[Dataset entries on figures]
------------------------
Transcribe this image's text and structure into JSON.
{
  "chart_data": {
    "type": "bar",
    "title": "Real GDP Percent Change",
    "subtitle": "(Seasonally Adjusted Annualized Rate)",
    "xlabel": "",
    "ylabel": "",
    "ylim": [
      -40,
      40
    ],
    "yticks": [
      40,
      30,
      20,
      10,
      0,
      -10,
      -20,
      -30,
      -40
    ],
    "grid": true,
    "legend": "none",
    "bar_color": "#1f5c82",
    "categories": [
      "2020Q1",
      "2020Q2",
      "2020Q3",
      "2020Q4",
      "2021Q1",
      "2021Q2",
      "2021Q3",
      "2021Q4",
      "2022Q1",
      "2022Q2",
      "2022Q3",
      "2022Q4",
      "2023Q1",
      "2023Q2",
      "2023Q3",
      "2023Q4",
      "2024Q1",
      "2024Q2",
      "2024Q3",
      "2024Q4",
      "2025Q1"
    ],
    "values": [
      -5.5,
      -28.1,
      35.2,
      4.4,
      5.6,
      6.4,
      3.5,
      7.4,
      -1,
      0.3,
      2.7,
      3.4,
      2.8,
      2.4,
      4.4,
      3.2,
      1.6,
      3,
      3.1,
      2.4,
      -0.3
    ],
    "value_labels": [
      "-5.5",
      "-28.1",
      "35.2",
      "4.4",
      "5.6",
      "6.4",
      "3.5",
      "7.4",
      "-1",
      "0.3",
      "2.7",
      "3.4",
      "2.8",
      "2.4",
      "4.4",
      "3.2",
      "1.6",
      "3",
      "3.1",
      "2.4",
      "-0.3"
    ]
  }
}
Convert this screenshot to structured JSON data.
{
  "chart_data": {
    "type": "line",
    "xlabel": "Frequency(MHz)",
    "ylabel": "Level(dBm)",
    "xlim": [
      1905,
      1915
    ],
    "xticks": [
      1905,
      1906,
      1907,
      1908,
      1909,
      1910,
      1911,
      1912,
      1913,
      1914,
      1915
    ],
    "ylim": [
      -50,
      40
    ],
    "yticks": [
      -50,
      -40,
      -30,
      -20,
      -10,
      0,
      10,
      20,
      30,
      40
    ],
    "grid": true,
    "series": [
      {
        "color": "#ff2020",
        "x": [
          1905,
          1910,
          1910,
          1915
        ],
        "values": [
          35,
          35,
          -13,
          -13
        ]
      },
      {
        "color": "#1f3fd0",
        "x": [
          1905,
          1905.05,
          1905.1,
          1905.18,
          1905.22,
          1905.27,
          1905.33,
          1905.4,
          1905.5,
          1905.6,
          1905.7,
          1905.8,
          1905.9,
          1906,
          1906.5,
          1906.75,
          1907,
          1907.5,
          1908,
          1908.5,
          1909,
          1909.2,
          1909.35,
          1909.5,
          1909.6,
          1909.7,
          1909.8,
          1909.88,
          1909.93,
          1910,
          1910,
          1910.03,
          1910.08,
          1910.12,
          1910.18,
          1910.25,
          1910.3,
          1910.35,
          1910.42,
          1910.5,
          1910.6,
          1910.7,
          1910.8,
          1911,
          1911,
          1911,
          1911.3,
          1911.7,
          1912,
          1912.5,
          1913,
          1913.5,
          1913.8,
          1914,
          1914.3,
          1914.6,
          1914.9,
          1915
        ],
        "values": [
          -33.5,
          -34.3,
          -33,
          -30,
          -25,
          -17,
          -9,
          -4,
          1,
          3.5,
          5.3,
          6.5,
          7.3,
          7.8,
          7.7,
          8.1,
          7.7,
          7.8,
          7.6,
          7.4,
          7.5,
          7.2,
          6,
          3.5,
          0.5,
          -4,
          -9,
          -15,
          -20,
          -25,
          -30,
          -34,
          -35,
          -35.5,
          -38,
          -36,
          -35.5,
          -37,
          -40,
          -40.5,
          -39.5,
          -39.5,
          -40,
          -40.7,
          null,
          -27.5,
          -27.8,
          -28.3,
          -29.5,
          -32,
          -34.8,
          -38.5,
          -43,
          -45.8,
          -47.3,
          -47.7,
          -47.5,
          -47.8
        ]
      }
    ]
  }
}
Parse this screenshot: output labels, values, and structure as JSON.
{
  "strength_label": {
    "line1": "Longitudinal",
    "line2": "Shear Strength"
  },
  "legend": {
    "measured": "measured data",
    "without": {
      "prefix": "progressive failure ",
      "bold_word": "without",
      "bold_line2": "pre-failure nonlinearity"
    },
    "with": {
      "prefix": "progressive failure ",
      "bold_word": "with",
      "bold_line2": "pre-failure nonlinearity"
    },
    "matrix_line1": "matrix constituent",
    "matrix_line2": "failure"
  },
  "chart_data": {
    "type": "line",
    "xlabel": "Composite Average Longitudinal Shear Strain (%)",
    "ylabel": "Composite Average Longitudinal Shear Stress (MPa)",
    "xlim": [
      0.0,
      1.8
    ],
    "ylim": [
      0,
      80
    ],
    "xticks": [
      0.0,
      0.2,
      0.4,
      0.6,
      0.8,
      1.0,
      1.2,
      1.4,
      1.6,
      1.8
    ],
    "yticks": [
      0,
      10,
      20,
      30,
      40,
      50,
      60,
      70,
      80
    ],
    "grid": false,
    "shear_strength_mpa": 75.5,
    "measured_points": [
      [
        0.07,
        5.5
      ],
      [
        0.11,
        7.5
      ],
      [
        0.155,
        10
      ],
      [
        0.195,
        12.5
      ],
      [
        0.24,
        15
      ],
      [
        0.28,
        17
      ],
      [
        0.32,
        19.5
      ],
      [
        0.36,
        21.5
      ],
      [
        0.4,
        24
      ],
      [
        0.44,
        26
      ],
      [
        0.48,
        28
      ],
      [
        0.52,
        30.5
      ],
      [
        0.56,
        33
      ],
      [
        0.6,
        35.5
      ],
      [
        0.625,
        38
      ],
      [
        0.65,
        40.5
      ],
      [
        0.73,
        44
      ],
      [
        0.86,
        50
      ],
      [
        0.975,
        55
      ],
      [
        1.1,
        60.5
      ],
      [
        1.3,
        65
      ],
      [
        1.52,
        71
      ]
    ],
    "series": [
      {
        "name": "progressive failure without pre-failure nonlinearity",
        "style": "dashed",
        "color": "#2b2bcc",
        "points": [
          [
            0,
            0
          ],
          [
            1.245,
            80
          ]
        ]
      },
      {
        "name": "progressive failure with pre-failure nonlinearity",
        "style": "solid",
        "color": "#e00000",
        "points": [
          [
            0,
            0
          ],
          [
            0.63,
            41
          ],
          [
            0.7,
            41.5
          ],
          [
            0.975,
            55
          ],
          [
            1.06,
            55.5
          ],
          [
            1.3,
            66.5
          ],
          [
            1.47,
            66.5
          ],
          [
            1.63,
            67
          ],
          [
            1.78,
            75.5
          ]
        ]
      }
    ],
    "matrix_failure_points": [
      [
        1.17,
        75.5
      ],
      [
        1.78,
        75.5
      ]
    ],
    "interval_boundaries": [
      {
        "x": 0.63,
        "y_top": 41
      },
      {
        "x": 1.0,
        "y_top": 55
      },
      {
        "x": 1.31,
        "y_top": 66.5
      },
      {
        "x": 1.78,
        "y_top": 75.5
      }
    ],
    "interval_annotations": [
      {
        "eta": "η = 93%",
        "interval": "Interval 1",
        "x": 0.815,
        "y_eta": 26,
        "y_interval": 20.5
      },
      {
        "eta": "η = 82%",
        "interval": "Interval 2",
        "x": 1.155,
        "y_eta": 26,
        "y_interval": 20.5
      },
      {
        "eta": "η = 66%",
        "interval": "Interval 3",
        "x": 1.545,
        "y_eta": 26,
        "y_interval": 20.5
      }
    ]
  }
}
------------------------
> _PROBLEM DESCRIPTION_: Copy out the whole listing exactly; please set it all down.

> _REPLY TO THE TASK_:
Transcribe this image's text and structure into JSON.
{
  "chart_data": {
    "type": "bar",
    "title": "Real GDP Percent Change",
    "subtitle": "(Seasonally Adjusted Annualized Rate)",
    "xlabel": "",
    "ylabel": "",
    "ylim": [
      -40,
      40
    ],
    "yticks": [
      40,
      30,
      20,
      10,
      0,
      -10,
      -20,
      -30,
      -40
    ],
    "grid": true,
    "legend": "none",
    "bar_color": "#1f5c82",
    "categories": [
      "2020Q1",
      "2020Q2",
      "2020Q3",
      "2020Q4",
      "2021Q1",
      "2021Q2",
      "2021Q3",
      "2021Q4",
      "2022Q1",
      "2022Q2",
      "2022Q3",
      "2022Q4",
      "2023Q1",
      "2023Q2",
      "2023Q3",
      "2023Q4",
      "2024Q1",
      "2024Q2",
      "2024Q3",
      "2024Q4",
      "2025Q1"
    ],
    "values": [
      -5.5,
      -28.1,
      35.2,
      4.4,
      5.6,
      6.4,
      3.5,
      7.4,
      -1,
      0.3,
      2.7,
      3.4,
      2.8,
      2.4,
      4.4,
      3.2,
      1.6,
      3,
      3.1,
      2.4,
      -0.3
    ],
    "value_labels": [
      "-5.5",
      "-28.1",
      "35.2",
      "4.4",
      "5.6",
      "6.4",
      "3.5",
      "7.4",
      "-1",
      "0.3",
      "2.7",
      "3.4",
      "2.8",
      "2.4",
      "4.4",
      "3.2",
      "1.6",
      "3",
      "3.1",
      "2.4",
      "-0.3"
    ]
  }
}
Convert this screenshot to structured JSON data.
{
  "chart_data": {
    "type": "line",
    "xlabel": "Frequency(MHz)",
    "ylabel": "Level(dBm)",
    "xlim": [
      1905,
      1915
    ],
    "xticks": [
      1905,
      1906,
      1907,
      1908,
      1909,
      1910,
      1911,
      1912,
      1913,
      1914,
      1915
    ],
    "ylim": [
      -50,
      40
    ],
    "yticks": [
      -50,
      -40,
      -30,
      -20,
      -10,
      0,
      10,
      20,
      30,
      40
    ],
    "grid": true,
    "series": [
      {
        "color": "#ff2020",
        "x": [
          1905,
          1910,
          1910,
          1915
        ],
        "values": [
          35,
          35,
          -13,
          -13
        ]
      },
      {
        "color": "#1f3fd0",
        "x": [
          1905,
          1905.05,
          1905.1,
          1905.18,
          1905.22,
          1905.27,
          1905.33,
          1905.4,
          1905.5,
          1905.6,
          1905.7,
          1905.8,
          1905.9,
          1906,
          1906.5,
          1906.75,
          1907,
          1907.5,
          1908,
          1908.5,
          1909,
          1909.2,
          1909.35,
          1909.5,
          1909.6,
          1909.7,
          1909.8,
          1909.88,
          1909.93,
          1910,
          1910,
          1910.03,
          1910.08,
          1910.12,
          1910.18,
          1910.25,
          1910.3,
          1910.35,
          1910.42,
          1910.5,
          1910.6,
          1910.7,
          1910.8,
          1911,
          1911,
          1911,
          1911.3,
          1911.7,
          1912,
          1912.5,
          1913,
          1913.5,
          1913.8,
          1914,
          1914.3,
          1914.6,
          1914.9,
          1915
        ],
        "values": [
          -33.5,
          -34.3,
          -33,
          -30,
          -25,
          -17,
          -9,
          -4,
          1,
          3.5,
          5.3,
          6.5,
          7.3,
          7.8,
          7.7,
          8.1,
          7.7,
          7.8,
          7.6,
          7.4,
          7.5,
          7.2,
          6,
          3.5,
          0.5,
          -4,
          -9,
          -15,
          -20,
          -25,
          -30,
          -34,
          -35,
          -35.5,
          -38,
          -36,
          -35.5,
          -37,
          -40,
          -40.5,
          -39.5,
          -39.5,
          -40,
          -40.7,
          null,
          -27.5,
          -27.8,
          -28.3,
          -29.5,
          -32,
          -34.8,
          -38.5,
          -43,
          -45.8,
          -47.3,
          -47.7,
          -47.5,
          -47.8
        ]
      }
    ]
  }
}
Parse this screenshot: output labels, values, and structure as JSON.
{
  "strength_label": {
    "line1": "Longitudinal",
    "line2": "Shear Strength"
  },
  "legend": {
    "measured": "measured data",
    "without": {
      "prefix": "progressive failure ",
      "bold_word": "without",
      "bold_line2": "pre-failure nonlinearity"
    },
    "with": {
      "prefix": "progressive failure ",
      "bold_word": "with",
      "bold_line2": "pre-failure nonlinearity"
    },
    "matrix_line1": "matrix constituent",
    "matrix_line2": "failure"
  },
  "chart_data": {
    "type": "line",
    "xlabel": "Composite Average Longitudinal Shear Strain (%)",
    "ylabel": "Composite Average Longitudinal Shear Stress (MPa)",
    "xlim": [
      0.0,
      1.8
    ],
    "ylim": [
      0,
      80
    ],
    "xticks": [
      0.0,
      0.2,
      0.4,
      0.6,
      0.8,
      1.0,
      1.2,
      1.4,
      1.6,
      1.8
    ],
    "yticks": [
      0,
      10,
      20,
      30,
      40,
      50,
      60,
      70,
      80
    ],
    "grid": false,
    "shear_strength_mpa": 75.5,
    "measured_points": [
      [
        0.07,
        5.5
      ],
      [
        0.11,
        7.5
      ],
      [
        0.155,
        10
      ],
      [
        0.195,
        12.5
      ],
      [
        0.24,
        15
      ],
      [
        0.28,
        17
      ],
      [
        0.32,
        19.5
      ],
      [
        0.36,
        21.5
      ],
      [
        0.4,
        24
      ],
      [
        0.44,
        26
      ],
      [
        0.48,
        28
      ],
      [
        0.52,
        30.5
      ],
      [
        0.56,
        33
      ],
      [
        0.6,
        35.5
      ],
      [
        0.625,
        38
      ],
      [
        0.65,
        40.5
      ],
      [
        0.73,
        44
      ],
      [
        0.86,
        50
      ],
      [
        0.975,
        55
      ],
      [
        1.1,
        60.5
      ],
      [
        1.3,
        65
      ],
      [
        1.52,
        71
      ]
    ],
    "series": [
      {
        "name": "progressive failure without pre-failure nonlinearity",
        "style": "dashed",
        "color": "#2b2bcc",
        "points": [
          [
            0,
            0
          ],
          [
            1.245,
            80
          ]
        ]
      },
      {
        "name": "progressive failure with pre-failure nonlinearity",
        "style": "solid",
        "color": "#e00000",
        "points": [
          [
            0,
            0
          ],
          [
            0.63,
            41
          ],
          [
            0.7,
            41.5
          ],
          [
            0.975,
            55
          ],
          [
            1.06,
            55.5
          ],
          [
            1.3,
            66.5
          ],
          [
            1.47,
            66.5
          ],
          [
            1.63,
            67
          ],
          [
            1.78,
            75.5
          ]
        ]
      }
    ],
    "matrix_failure_points": [
      [
        1.17,
        75.5
      ],
      [
        1.78,
        75.5
      ]
    ],
    "interval_boundaries": [
      {
        "x": 0.63,
        "y_top": 41
      },
      {
        "x": 1.0,
        "y_top": 55
      },
      {
        "x": 1.31,
        "y_top": 66.5
      },
      {
        "x": 1.78,
        "y_top": 75.5
      }
    ],
    "interval_annotations": [
      {
        "eta": "η = 93%",
        "interval": "Interval 1",
        "x": 0.815,
        "y_eta": 26,
        "y_interval": 20.5
      },
      {
        "eta": "η = 82%",
        "interval": "Interval 2",
        "x": 1.155,
        "y_eta": 26,
        "y_interval": 20.5
      },
      {
        "eta": "η = 66%",
        "interval": "Interval 3",
        "x": 1.545,
        "y_eta": 26,
        "y_interval": 20.5
      }
    ]
  }
}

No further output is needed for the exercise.